What number of lines hold the word "поселок"? State that number and nothing besides.

Data excerpts -
···

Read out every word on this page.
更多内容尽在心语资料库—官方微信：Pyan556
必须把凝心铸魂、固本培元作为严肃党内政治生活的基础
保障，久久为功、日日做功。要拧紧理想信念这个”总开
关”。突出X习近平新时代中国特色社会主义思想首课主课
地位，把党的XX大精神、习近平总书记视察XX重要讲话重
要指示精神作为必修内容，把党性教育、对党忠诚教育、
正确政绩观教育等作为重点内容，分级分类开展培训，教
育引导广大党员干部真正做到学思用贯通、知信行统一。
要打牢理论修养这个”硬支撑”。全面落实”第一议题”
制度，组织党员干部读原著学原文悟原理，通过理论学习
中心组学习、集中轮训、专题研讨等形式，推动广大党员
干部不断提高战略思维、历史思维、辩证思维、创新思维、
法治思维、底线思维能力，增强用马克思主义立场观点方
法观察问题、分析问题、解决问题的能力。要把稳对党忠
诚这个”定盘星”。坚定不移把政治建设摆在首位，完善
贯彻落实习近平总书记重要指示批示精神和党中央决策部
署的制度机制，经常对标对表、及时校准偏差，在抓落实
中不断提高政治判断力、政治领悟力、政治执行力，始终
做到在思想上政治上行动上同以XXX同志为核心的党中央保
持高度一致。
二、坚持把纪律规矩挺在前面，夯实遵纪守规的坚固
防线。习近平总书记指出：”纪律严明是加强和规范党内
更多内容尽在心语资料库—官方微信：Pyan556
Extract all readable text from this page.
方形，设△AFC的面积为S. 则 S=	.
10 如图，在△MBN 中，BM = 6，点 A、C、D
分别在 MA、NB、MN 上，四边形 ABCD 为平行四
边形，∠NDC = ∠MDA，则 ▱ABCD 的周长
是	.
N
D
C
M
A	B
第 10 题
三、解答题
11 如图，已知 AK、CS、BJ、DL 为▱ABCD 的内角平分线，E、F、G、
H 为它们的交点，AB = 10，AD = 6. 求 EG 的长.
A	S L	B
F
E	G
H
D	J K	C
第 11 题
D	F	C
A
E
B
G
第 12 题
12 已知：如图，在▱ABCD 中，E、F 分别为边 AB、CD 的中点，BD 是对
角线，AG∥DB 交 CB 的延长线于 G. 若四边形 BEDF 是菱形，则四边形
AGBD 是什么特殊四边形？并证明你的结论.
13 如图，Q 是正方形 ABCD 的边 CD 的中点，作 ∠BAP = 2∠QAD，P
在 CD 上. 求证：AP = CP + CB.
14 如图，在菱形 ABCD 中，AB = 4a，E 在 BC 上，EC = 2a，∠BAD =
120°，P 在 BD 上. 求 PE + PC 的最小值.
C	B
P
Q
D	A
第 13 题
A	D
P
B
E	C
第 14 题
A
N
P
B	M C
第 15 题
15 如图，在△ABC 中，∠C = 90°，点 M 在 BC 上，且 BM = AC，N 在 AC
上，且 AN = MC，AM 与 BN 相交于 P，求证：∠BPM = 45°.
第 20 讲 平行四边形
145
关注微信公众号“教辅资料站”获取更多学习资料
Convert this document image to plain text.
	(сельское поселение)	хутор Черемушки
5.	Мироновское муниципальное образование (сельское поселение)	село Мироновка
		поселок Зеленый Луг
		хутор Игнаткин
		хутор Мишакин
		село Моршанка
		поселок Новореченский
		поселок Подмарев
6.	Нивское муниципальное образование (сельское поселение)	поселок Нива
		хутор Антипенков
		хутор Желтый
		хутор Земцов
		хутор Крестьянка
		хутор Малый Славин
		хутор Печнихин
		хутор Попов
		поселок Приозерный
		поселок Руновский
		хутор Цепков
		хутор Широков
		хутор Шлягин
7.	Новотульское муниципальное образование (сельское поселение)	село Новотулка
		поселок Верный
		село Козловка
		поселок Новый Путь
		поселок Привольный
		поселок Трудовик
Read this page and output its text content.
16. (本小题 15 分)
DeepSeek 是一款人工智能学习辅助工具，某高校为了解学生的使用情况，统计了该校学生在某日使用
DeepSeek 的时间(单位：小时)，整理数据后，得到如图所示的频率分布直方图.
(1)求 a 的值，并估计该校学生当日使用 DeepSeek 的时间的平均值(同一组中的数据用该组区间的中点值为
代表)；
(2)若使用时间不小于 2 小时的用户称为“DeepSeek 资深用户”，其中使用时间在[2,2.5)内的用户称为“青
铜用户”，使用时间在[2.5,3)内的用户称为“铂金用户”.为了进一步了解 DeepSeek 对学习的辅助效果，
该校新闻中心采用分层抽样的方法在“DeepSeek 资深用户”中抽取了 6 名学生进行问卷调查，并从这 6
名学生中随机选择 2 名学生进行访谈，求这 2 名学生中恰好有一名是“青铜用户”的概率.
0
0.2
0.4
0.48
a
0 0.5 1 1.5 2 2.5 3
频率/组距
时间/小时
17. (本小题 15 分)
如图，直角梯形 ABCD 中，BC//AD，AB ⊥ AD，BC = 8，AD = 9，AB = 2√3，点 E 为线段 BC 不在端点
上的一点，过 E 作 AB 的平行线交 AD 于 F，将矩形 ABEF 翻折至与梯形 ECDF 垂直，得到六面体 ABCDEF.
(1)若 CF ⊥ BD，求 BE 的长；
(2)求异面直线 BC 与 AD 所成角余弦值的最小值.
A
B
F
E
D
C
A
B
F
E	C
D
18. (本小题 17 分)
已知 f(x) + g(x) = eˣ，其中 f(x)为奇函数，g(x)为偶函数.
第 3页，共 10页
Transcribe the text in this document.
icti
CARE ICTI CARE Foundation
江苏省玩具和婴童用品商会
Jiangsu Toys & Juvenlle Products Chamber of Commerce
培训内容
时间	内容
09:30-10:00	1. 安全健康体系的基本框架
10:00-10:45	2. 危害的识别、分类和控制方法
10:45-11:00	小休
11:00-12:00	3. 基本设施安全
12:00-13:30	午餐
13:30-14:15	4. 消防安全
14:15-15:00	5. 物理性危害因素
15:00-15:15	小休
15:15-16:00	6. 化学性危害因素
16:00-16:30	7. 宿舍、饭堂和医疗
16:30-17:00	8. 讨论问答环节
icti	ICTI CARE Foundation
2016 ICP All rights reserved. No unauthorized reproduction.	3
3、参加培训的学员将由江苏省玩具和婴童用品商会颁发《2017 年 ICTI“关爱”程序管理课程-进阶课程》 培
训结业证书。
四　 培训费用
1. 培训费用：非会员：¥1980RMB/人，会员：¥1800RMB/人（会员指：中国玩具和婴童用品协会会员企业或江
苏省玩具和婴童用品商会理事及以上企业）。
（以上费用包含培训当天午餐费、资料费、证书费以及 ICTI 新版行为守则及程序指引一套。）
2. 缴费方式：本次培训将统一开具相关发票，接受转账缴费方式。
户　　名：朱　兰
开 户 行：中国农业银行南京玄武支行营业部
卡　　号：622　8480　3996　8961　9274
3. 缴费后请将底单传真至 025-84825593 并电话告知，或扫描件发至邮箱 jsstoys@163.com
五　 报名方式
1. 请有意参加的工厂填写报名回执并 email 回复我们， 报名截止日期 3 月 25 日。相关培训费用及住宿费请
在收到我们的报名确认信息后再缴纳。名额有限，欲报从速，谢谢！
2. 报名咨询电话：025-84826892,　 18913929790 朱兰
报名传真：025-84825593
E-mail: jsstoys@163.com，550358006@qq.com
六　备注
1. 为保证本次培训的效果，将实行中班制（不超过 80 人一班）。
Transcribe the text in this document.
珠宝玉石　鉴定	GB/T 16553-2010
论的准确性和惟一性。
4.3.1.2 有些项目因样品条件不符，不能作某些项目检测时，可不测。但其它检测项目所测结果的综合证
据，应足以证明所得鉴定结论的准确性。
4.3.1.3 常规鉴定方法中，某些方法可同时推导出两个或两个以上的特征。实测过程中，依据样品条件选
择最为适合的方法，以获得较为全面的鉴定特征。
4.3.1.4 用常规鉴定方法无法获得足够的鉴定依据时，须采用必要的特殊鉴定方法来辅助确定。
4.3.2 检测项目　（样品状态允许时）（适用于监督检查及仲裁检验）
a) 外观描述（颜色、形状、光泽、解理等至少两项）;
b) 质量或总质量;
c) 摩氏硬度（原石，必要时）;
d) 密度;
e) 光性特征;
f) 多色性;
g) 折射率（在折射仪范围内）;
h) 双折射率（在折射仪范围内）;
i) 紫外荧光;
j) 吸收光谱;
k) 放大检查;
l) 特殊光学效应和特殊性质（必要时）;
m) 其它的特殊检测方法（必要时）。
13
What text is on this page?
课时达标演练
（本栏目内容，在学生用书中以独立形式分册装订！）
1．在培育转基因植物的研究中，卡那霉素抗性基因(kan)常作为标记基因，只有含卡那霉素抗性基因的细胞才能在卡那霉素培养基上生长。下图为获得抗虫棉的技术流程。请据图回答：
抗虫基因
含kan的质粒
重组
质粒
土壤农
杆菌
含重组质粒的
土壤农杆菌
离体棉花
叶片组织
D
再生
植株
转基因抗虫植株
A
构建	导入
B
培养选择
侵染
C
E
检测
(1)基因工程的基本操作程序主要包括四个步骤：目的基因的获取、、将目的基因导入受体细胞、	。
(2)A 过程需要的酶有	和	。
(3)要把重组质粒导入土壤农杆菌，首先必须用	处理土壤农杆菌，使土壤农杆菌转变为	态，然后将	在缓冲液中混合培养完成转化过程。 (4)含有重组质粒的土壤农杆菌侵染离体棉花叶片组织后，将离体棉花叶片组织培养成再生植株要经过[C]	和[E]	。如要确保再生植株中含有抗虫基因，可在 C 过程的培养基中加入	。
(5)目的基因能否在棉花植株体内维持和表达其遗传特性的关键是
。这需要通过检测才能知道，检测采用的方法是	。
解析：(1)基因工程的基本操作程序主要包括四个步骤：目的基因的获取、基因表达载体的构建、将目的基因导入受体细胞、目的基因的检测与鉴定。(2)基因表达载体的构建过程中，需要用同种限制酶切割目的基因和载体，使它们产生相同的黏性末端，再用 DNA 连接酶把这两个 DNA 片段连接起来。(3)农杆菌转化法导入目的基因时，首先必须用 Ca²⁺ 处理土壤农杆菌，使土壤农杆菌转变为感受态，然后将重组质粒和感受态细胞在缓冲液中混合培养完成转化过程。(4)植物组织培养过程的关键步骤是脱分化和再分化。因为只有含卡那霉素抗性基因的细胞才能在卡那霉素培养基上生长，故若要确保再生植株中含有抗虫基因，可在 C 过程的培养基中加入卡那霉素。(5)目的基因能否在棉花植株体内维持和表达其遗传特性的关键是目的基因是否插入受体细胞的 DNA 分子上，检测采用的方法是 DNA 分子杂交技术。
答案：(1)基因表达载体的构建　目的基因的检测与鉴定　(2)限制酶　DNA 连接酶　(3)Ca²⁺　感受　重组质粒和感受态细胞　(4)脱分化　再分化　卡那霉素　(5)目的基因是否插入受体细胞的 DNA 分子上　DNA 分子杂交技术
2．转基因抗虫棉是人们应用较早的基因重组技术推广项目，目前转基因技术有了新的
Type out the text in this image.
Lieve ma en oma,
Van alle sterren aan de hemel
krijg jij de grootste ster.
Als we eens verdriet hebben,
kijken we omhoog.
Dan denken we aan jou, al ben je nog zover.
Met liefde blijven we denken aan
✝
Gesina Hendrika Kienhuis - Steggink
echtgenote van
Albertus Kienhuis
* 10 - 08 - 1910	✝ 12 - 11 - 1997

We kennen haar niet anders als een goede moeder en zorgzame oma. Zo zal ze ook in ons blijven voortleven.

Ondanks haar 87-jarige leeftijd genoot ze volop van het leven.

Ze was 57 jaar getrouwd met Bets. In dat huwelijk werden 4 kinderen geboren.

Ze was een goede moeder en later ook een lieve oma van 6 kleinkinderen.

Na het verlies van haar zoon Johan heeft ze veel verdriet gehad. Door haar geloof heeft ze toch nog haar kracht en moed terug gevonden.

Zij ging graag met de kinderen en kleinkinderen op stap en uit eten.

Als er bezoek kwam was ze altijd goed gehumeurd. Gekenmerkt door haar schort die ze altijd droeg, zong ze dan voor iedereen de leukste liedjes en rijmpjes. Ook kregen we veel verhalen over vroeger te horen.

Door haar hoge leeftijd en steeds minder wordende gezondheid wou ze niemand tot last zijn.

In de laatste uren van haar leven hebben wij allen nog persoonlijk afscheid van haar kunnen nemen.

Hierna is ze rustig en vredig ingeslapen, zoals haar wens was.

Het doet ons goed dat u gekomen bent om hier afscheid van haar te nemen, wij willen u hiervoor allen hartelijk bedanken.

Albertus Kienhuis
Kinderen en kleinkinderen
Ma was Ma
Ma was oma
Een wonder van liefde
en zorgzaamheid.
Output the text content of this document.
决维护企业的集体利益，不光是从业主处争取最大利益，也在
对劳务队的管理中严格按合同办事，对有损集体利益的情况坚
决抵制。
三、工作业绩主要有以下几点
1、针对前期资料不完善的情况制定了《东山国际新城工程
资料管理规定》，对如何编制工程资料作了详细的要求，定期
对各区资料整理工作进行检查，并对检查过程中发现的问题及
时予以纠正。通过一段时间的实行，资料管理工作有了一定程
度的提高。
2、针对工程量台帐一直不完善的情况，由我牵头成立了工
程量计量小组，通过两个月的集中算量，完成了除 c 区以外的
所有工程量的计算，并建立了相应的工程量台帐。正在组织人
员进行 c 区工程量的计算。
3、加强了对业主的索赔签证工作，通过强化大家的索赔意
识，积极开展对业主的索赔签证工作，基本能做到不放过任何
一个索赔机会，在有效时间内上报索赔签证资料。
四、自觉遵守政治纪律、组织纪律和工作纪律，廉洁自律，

···

EXERCISE OUTPUT -
10